_Data provided_
◆ ◆ ◆ ◆

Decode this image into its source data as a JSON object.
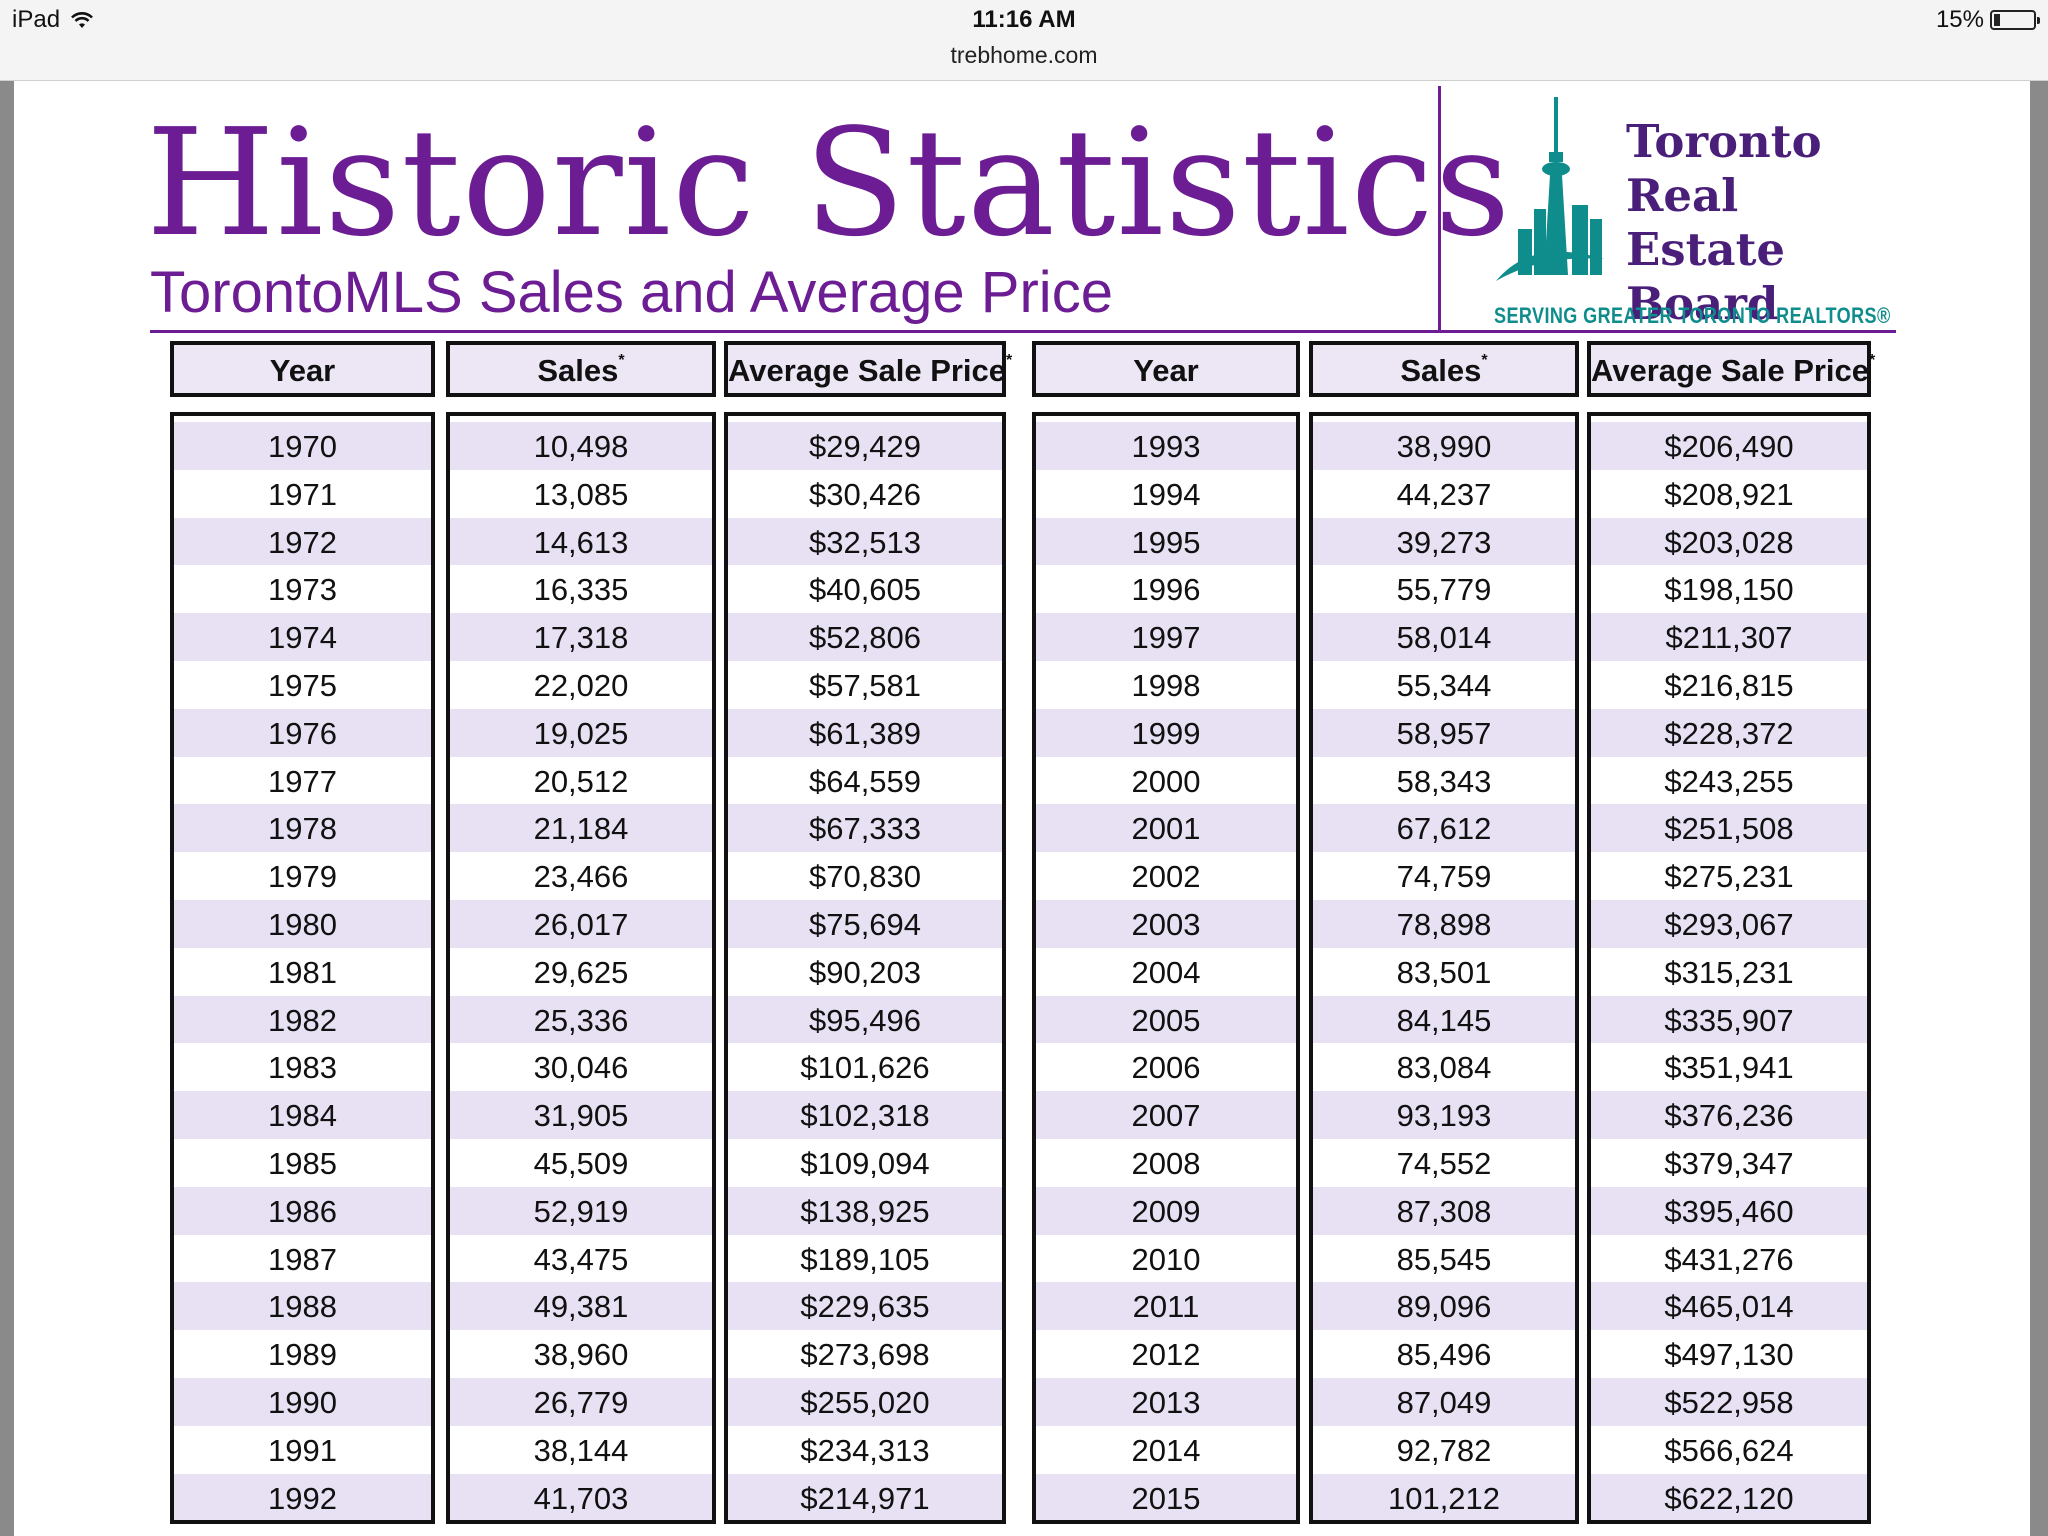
{
  "status_bar": {
    "device": "iPad",
    "time": "11:16 AM",
    "url": "trebhome.com",
    "battery_percent": "15%",
    "battery_level": 0.15
  },
  "header": {
    "title": "Historic Statistics",
    "subtitle": "TorontoMLS Sales and Average Price"
  },
  "logo": {
    "line1": "Toronto",
    "line2": "Real Estate",
    "line3": "Board",
    "tagline": "SERVING GREATER TORONTO REALTORS®"
  },
  "columns": {
    "year": "Year",
    "sales": "Sales",
    "avg_price": "Average Sale Price",
    "asterisk": "*"
  },
  "left_table": {
    "years": [
      "1970",
      "1971",
      "1972",
      "1973",
      "1974",
      "1975",
      "1976",
      "1977",
      "1978",
      "1979",
      "1980",
      "1981",
      "1982",
      "1983",
      "1984",
      "1985",
      "1986",
      "1987",
      "1988",
      "1989",
      "1990",
      "1991",
      "1992"
    ],
    "sales": [
      "10,498",
      "13,085",
      "14,613",
      "16,335",
      "17,318",
      "22,020",
      "19,025",
      "20,512",
      "21,184",
      "23,466",
      "26,017",
      "29,625",
      "25,336",
      "30,046",
      "31,905",
      "45,509",
      "52,919",
      "43,475",
      "49,381",
      "38,960",
      "26,779",
      "38,144",
      "41,703"
    ],
    "prices": [
      "$29,429",
      "$30,426",
      "$32,513",
      "$40,605",
      "$52,806",
      "$57,581",
      "$61,389",
      "$64,559",
      "$67,333",
      "$70,830",
      "$75,694",
      "$90,203",
      "$95,496",
      "$101,626",
      "$102,318",
      "$109,094",
      "$138,925",
      "$189,105",
      "$229,635",
      "$273,698",
      "$255,020",
      "$234,313",
      "$214,971"
    ]
  },
  "right_table": {
    "years": [
      "1993",
      "1994",
      "1995",
      "1996",
      "1997",
      "1998",
      "1999",
      "2000",
      "2001",
      "2002",
      "2003",
      "2004",
      "2005",
      "2006",
      "2007",
      "2008",
      "2009",
      "2010",
      "2011",
      "2012",
      "2013",
      "2014",
      "2015"
    ],
    "sales": [
      "38,990",
      "44,237",
      "39,273",
      "55,779",
      "58,014",
      "55,344",
      "58,957",
      "58,343",
      "67,612",
      "74,759",
      "78,898",
      "83,501",
      "84,145",
      "83,084",
      "93,193",
      "74,552",
      "87,308",
      "85,545",
      "89,096",
      "85,496",
      "87,049",
      "92,782",
      "101,212"
    ],
    "prices": [
      "$206,490",
      "$208,921",
      "$203,028",
      "$198,150",
      "$211,307",
      "$216,815",
      "$228,372",
      "$243,255",
      "$251,508",
      "$275,231",
      "$293,067",
      "$315,231",
      "$335,907",
      "$351,941",
      "$376,236",
      "$379,347",
      "$395,460",
      "$431,276",
      "$465,014",
      "$497,130",
      "$522,958",
      "$566,624",
      "$622,120"
    ]
  },
  "colors": {
    "brand_purple": "#6c1d93",
    "logo_teal": "#0f8c8c",
    "row_shade": "#e8e1f4"
  }
}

◆ ◆ ◆ ◆

_Aim of the task_
Quote every record above exactly, omitting any pictures they contain.

_Final answer_
Decode this image into its source data as a JSON object.
{
  "status_bar": {
    "device": "iPad",
    "time": "11:16 AM",
    "url": "trebhome.com",
    "battery_percent": "15%",
    "battery_level": 0.15
  },
  "header": {
    "title": "Historic Statistics",
    "subtitle": "TorontoMLS Sales and Average Price"
  },
  "logo": {
    "line1": "Toronto",
    "line2": "Real Estate",
    "line3": "Board",
    "tagline": "SERVING GREATER TORONTO REALTORS®"
  },
  "columns": {
    "year": "Year",
    "sales": "Sales",
    "avg_price": "Average Sale Price",
    "asterisk": "*"
  },
  "left_table": {
    "years": [
      "1970",
      "1971",
      "1972",
      "1973",
      "1974",
      "1975",
      "1976",
      "1977",
      "1978",
      "1979",
      "1980",
      "1981",
      "1982",
      "1983",
      "1984",
      "1985",
      "1986",
      "1987",
      "1988",
      "1989",
      "1990",
      "1991",
      "1992"
    ],
    "sales": [
      "10,498",
      "13,085",
      "14,613",
      "16,335",
      "17,318",
      "22,020",
      "19,025",
      "20,512",
      "21,184",
      "23,466",
      "26,017",
      "29,625",
      "25,336",
      "30,046",
      "31,905",
      "45,509",
      "52,919",
      "43,475",
      "49,381",
      "38,960",
      "26,779",
      "38,144",
      "41,703"
    ],
    "prices": [
      "$29,429",
      "$30,426",
      "$32,513",
      "$40,605",
      "$52,806",
      "$57,581",
      "$61,389",
      "$64,559",
      "$67,333",
      "$70,830",
      "$75,694",
      "$90,203",
      "$95,496",
      "$101,626",
      "$102,318",
      "$109,094",
      "$138,925",
      "$189,105",
      "$229,635",
      "$273,698",
      "$255,020",
      "$234,313",
      "$214,971"
    ]
  },
  "right_table": {
    "years": [
      "1993",
      "1994",
      "1995",
      "1996",
      "1997",
      "1998",
      "1999",
      "2000",
      "2001",
      "2002",
      "2003",
      "2004",
      "2005",
      "2006",
      "2007",
      "2008",
      "2009",
      "2010",
      "2011",
      "2012",
      "2013",
      "2014",
      "2015"
    ],
    "sales": [
      "38,990",
      "44,237",
      "39,273",
      "55,779",
      "58,014",
      "55,344",
      "58,957",
      "58,343",
      "67,612",
      "74,759",
      "78,898",
      "83,501",
      "84,145",
      "83,084",
      "93,193",
      "74,552",
      "87,308",
      "85,545",
      "89,096",
      "85,496",
      "87,049",
      "92,782",
      "101,212"
    ],
    "prices": [
      "$206,490",
      "$208,921",
      "$203,028",
      "$198,150",
      "$211,307",
      "$216,815",
      "$228,372",
      "$243,255",
      "$251,508",
      "$275,231",
      "$293,067",
      "$315,231",
      "$335,907",
      "$351,941",
      "$376,236",
      "$379,347",
      "$395,460",
      "$431,276",
      "$465,014",
      "$497,130",
      "$522,958",
      "$566,624",
      "$622,120"
    ]
  },
  "colors": {
    "brand_purple": "#6c1d93",
    "logo_teal": "#0f8c8c",
    "row_shade": "#e8e1f4"
  }
}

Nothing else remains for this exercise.